— TASK DESCRIPTION —
In the entries below, count every line with the string "text". State the count and nothing else.
— begin —
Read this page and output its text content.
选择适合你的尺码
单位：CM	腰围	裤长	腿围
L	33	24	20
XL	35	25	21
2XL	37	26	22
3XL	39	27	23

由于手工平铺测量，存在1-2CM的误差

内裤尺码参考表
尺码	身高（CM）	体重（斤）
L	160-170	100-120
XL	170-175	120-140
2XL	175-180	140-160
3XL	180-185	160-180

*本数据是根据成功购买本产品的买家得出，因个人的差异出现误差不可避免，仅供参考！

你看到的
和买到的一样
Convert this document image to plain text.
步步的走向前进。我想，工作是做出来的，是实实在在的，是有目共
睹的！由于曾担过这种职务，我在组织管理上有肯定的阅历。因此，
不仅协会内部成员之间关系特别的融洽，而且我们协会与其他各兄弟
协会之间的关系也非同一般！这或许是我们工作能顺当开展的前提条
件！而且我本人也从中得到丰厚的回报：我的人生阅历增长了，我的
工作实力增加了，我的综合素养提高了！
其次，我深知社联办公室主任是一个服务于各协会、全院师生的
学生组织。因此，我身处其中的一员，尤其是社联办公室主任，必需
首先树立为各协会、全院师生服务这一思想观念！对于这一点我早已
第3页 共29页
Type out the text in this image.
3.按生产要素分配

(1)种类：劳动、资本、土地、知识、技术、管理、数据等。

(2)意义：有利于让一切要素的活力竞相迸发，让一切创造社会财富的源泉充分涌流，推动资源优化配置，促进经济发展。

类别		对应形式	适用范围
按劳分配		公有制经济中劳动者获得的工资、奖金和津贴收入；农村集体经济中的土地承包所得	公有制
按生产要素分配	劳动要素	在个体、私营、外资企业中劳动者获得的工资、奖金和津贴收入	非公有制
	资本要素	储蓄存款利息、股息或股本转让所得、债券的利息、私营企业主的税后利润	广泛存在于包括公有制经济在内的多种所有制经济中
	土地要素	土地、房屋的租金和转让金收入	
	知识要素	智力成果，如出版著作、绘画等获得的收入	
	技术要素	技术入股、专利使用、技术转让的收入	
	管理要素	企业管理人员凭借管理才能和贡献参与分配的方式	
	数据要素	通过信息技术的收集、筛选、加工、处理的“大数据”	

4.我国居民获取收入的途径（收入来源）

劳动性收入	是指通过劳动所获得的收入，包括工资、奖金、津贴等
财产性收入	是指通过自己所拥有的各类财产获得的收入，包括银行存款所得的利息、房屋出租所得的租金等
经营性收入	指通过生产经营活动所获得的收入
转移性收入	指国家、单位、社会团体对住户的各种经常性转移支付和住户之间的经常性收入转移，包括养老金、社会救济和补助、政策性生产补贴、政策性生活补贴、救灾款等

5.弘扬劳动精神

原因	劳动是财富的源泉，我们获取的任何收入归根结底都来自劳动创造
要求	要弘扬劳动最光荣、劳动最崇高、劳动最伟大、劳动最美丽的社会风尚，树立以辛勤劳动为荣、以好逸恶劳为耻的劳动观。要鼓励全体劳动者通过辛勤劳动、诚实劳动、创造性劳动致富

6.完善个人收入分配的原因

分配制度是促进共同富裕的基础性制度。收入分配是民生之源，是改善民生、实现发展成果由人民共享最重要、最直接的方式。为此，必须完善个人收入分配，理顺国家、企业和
— end —
— EXPECTED OUTPUT —
3